## SHORT TASK 1
Please write out the rows as a numbered list, from the first line of the rows through the line holding "heart-icon (711, 711, 725, 723)", inclusive, skipping blank lines.

═══ DOCUMENT SECTION

Chile: Valparaiso to Viña del Mar

After lunch we wandered around the Valparaiso port known as Muelle Prat.  Spanish explorers arrived here in 1536, on the Santiaguillo, a ship sent by Spain’s Diego de Almagro who is considered to be the first European explorer of Chile.  The first pier was built in 1810 (a building stands there now), the harbour became a base for the navy and soon opened to international trade including supplying ships during the California Gold Rush. The city became a major stopover for ships crossing the Atlantic & Pacific oceans by the Straits of Magellan and Cape Horn and many immigrants entered Chile through this port.

Valparaiso is arguably the most important Chilean seaport though San Antonio, to the south, is the largest in terms of freight handled.  The combined area of Valparaiso, Viña del Mar, Quilpue and Villa Alemana, referred to as Gran Valparaiso, is the 3rd populous in Chile –  after Gran Concepcion and Gran Santiago.

Valparaiso (called Valpo by Chileans) is the birthplace of both Augusto Pinochet and Salvador Allende.

There was a lot of activity and colour around the port….

══════
═══ MATERIAL FOR THIS TASK

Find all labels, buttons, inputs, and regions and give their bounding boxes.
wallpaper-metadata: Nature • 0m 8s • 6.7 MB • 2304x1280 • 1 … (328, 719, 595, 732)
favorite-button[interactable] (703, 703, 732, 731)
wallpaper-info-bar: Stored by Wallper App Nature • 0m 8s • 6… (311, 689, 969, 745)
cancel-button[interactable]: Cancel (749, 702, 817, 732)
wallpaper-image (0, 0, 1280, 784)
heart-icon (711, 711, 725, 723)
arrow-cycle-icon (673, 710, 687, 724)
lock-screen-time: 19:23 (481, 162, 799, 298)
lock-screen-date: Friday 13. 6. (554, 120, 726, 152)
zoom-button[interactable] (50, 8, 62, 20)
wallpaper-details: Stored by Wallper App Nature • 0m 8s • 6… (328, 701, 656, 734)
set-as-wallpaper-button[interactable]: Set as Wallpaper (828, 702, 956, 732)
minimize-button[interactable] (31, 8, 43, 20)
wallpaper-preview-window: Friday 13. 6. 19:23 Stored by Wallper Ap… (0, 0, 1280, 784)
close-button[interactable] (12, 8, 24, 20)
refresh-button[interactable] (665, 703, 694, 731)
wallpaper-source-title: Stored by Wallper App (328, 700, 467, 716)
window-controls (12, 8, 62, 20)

══════

## SHORT TASK 2
Rewrite the part of the Valparaiso passage between "Valparaiso is arguably" and "and Salvador Allende.", inclusive, substituting "Greater Santiago" for "Gran Santiago".

## WORKED ANSWER 1
1. Find all labels, buttons, inputs, and regions and give their bounding boxes.
2. wallpaper-metadata: Nature • 0m 8s • 6.7 MB • 2304x1280 • 1 … (328, 719, 595, 732)
3. favorite-button[interactable] (703, 703, 732, 731)
4. wallpaper-info-bar: Stored by Wallper App Nature • 0m 8s • 6… (311, 689, 969, 745)
5. cancel-button[interactable]: Cancel (749, 702, 817, 732)
6. wallpaper-image (0, 0, 1280, 784)
7. heart-icon (711, 711, 725, 723)

## WORKED ANSWER 2
Valparaiso is arguably the most important Chilean seaport though San Antonio, to the south, is the largest in terms of freight handled.  The combined area of Valparaiso, Viña del Mar, Quilpue and Villa Alemana, referred to as Gran Valparaiso, is the 3rd populous in Chile –  after Gran Concepcion and Greater Santiago.

Valparaiso (called Valpo by Chileans) is the birthplace of both Augusto Pinochet and Salvador Allende.